■ Problem statement: Please copy all the lines that follow, word for word.

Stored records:
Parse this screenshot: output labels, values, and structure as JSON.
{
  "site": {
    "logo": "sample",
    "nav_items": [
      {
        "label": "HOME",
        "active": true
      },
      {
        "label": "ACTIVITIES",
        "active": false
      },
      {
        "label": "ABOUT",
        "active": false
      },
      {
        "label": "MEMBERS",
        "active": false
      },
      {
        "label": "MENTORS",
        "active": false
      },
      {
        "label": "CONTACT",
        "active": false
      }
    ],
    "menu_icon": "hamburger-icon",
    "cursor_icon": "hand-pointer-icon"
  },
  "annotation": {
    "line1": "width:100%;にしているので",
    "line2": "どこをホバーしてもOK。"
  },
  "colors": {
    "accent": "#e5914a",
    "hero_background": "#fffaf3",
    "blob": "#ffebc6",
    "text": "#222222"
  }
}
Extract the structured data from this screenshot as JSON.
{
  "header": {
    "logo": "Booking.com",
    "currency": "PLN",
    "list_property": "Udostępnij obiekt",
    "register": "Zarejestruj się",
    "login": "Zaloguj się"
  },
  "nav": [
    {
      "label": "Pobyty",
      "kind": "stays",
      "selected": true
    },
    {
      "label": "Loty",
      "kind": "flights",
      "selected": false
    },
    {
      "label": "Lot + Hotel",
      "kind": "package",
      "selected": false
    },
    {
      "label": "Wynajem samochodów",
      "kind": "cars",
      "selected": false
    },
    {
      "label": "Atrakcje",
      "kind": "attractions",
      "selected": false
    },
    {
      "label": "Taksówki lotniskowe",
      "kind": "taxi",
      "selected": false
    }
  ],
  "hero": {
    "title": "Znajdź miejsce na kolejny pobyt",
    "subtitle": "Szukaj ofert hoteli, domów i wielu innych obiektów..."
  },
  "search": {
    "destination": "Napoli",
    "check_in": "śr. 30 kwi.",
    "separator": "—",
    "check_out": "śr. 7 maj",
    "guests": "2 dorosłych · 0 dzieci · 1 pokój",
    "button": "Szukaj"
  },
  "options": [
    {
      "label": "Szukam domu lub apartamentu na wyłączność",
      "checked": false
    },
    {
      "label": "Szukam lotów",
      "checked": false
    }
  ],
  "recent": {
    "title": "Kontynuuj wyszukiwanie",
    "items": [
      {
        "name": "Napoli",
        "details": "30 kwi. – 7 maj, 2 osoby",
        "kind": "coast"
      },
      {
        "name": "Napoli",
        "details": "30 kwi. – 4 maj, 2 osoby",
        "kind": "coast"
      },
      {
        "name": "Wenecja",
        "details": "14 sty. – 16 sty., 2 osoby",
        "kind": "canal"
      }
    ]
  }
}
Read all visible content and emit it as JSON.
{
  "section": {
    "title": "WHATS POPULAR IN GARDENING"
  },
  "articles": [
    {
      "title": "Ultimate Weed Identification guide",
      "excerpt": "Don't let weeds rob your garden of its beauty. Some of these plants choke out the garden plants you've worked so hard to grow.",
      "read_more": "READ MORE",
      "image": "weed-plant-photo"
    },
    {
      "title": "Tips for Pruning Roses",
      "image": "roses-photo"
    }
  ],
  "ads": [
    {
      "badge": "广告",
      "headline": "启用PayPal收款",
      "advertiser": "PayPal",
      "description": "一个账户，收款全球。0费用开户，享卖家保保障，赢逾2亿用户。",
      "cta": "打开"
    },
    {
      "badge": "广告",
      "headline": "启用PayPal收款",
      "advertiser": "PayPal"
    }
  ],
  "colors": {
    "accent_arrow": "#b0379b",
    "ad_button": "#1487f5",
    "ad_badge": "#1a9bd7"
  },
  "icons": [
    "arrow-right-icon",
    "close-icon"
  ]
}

■ Result:
Parse this screenshot: output labels, values, and structure as JSON.
{
  "site": {
    "logo": "sample",
    "nav_items": [
      {
        "label": "HOME",
        "active": true
      },
      {
        "label": "ACTIVITIES",
        "active": false
      },
      {
        "label": "ABOUT",
        "active": false
      },
      {
        "label": "MEMBERS",
        "active": false
      },
      {
        "label": "MENTORS",
        "active": false
      },
      {
        "label": "CONTACT",
        "active": false
      }
    ],
    "menu_icon": "hamburger-icon",
    "cursor_icon": "hand-pointer-icon"
  },
  "annotation": {
    "line1": "width:100%;にしているので",
    "line2": "どこをホバーしてもOK。"
  },
  "colors": {
    "accent": "#e5914a",
    "hero_background": "#fffaf3",
    "blob": "#ffebc6",
    "text": "#222222"
  }
}
Extract the structured data from this screenshot as JSON.
{
  "header": {
    "logo": "Booking.com",
    "currency": "PLN",
    "list_property": "Udostępnij obiekt",
    "register": "Zarejestruj się",
    "login": "Zaloguj się"
  },
  "nav": [
    {
      "label": "Pobyty",
      "kind": "stays",
      "selected": true
    },
    {
      "label": "Loty",
      "kind": "flights",
      "selected": false
    },
    {
      "label": "Lot + Hotel",
      "kind": "package",
      "selected": false
    },
    {
      "label": "Wynajem samochodów",
      "kind": "cars",
      "selected": false
    },
    {
      "label": "Atrakcje",
      "kind": "attractions",
      "selected": false
    },
    {
      "label": "Taksówki lotniskowe",
      "kind": "taxi",
      "selected": false
    }
  ],
  "hero": {
    "title": "Znajdź miejsce na kolejny pobyt",
    "subtitle": "Szukaj ofert hoteli, domów i wielu innych obiektów..."
  },
  "search": {
    "destination": "Napoli",
    "check_in": "śr. 30 kwi.",
    "separator": "—",
    "check_out": "śr. 7 maj",
    "guests": "2 dorosłych · 0 dzieci · 1 pokój",
    "button": "Szukaj"
  },
  "options": [
    {
      "label": "Szukam domu lub apartamentu na wyłączność",
      "checked": false
    },
    {
      "label": "Szukam lotów",
      "checked": false
    }
  ],
  "recent": {
    "title": "Kontynuuj wyszukiwanie",
    "items": [
      {
        "name": "Napoli",
        "details": "30 kwi. – 7 maj, 2 osoby",
        "kind": "coast"
      },
      {
        "name": "Napoli",
        "details": "30 kwi. – 4 maj, 2 osoby",
        "kind": "coast"
      },
      {
        "name": "Wenecja",
        "details": "14 sty. – 16 sty., 2 osoby",
        "kind": "canal"
      }
    ]
  }
}
Read all visible content and emit it as JSON.
{
  "section": {
    "title": "WHATS POPULAR IN GARDENING"
  },
  "articles": [
    {
      "title": "Ultimate Weed Identification guide",
      "excerpt": "Don't let weeds rob your garden of its beauty. Some of these plants choke out the garden plants you've worked so hard to grow.",
      "read_more": "READ MORE",
      "image": "weed-plant-photo"
    },
    {
      "title": "Tips for Pruning Roses",
      "image": "roses-photo"
    }
  ],
  "ads": [
    {
      "badge": "广告",
      "headline": "启用PayPal收款",
      "advertiser": "PayPal",
      "description": "一个账户，收款全球。0费用开户，享卖家保保障，赢逾2亿用户。",
      "cta": "打开"
    },
    {
      "badge": "广告",
      "headline": "启用PayPal收款",
      "advertiser": "PayPal"
    }
  ],
  "colors": {
    "accent_arrow": "#b0379b",
    "ad_button": "#1487f5",
    "ad_badge": "#1a9bd7"
  },
  "icons": [
    "arrow-right-icon",
    "close-icon"
  ]
}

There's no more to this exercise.